## Task goal
Only the number is wanted: how many lines contain the word "Comunicación"?

## Supplied material
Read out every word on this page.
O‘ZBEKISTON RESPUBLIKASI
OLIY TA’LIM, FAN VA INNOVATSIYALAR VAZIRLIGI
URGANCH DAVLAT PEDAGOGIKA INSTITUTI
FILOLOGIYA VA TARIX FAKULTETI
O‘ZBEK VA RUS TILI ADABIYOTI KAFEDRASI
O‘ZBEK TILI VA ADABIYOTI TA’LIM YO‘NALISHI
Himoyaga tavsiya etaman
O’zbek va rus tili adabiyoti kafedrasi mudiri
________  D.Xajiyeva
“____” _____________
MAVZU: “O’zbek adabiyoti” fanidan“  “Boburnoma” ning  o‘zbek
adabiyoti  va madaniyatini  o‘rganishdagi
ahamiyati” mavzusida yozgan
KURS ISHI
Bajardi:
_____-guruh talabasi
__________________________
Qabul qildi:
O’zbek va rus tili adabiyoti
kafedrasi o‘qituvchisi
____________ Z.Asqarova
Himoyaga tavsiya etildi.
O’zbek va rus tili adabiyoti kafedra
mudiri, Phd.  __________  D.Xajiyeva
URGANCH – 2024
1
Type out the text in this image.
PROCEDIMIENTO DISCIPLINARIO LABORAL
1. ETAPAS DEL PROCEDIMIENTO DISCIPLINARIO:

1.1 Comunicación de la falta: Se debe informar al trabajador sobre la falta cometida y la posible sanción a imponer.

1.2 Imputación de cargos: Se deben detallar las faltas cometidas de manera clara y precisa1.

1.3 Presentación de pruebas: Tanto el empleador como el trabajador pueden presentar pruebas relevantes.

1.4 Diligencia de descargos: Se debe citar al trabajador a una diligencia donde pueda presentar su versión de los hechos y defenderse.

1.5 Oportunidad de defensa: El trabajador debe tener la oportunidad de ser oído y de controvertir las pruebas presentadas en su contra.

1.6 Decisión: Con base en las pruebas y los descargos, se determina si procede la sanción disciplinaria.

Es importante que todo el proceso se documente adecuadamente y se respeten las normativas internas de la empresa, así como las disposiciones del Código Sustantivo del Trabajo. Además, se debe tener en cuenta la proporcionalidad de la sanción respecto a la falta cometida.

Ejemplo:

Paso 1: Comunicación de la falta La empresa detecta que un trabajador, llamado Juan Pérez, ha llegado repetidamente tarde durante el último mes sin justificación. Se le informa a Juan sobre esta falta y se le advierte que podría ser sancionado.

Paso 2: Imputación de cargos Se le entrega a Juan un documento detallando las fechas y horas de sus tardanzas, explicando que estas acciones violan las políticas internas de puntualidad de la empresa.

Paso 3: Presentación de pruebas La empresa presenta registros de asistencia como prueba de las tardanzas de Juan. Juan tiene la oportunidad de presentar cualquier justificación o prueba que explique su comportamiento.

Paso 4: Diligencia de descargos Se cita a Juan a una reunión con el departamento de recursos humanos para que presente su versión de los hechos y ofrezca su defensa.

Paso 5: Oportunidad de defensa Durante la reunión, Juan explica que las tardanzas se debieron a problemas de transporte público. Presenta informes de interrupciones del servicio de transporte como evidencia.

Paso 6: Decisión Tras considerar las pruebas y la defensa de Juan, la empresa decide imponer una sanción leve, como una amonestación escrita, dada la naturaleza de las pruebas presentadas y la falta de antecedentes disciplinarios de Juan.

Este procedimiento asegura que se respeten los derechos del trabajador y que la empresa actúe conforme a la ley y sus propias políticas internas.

## Task result
2